Entries provided >>
## START

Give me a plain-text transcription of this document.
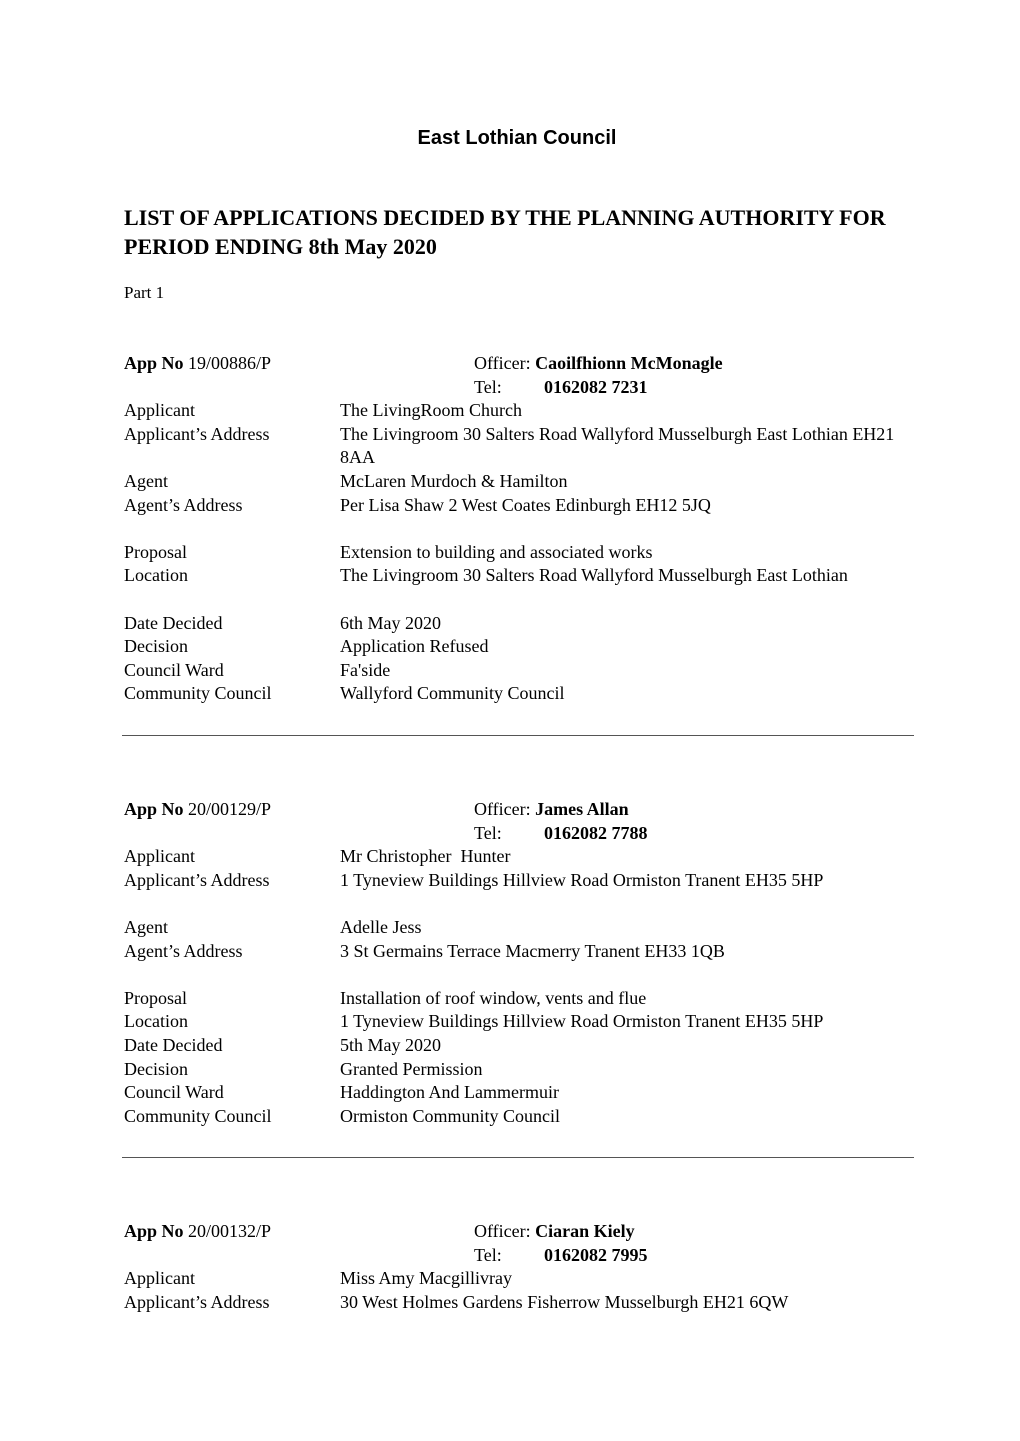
East Lothian Council
LIST OF APPLICATIONS DECIDED BY THE PLANNING AUTHORITY FOR PERIOD ENDING 8th May 2020
Part 1
App No 19/00886/P	Officer: Caoilfhionn McMonagle
Tel: 0162082 7231
Applicant	The LivingRoom Church
Applicant’s Address	The Livingroom 30 Salters Road Wallyford Musselburgh East Lothian EH21 8AA
Agent	McLaren Murdoch & Hamilton
Agent’s Address	Per Lisa Shaw 2 West Coates Edinburgh EH12 5JQ
Proposal	Extension to building and associated works
Location	The Livingroom 30 Salters Road Wallyford Musselburgh East Lothian
Date Decided	6th May 2020
Decision	Application Refused
Council Ward	Fa'side
Community Council	Wallyford Community Council
App No 20/00129/P	Officer: James Allan
Tel: 0162082 7788
Applicant	Mr Christopher  Hunter
Applicant’s Address	1 Tyneview Buildings Hillview Road Ormiston Tranent EH35 5HP
Agent	Adelle Jess
Agent’s Address	3 St Germains Terrace Macmerry Tranent EH33 1QB
Proposal	Installation of roof window, vents and flue
Location	1 Tyneview Buildings Hillview Road Ormiston Tranent EH35 5HP
Date Decided	5th May 2020
Decision	Granted Permission
Council Ward	Haddington And Lammermuir
Community Council	Ormiston Community Council
App No 20/00132/P	Officer: Ciaran Kiely
Tel: 0162082 7995
Applicant	Miss Amy Macgillivray
Applicant’s Address	30 West Holmes Gardens Fisherrow Musselburgh EH21 6QW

## END

Exercise description >>
Tally up the lines in the records that contain the word "Tyneview" and give only the total.

Task output >>
2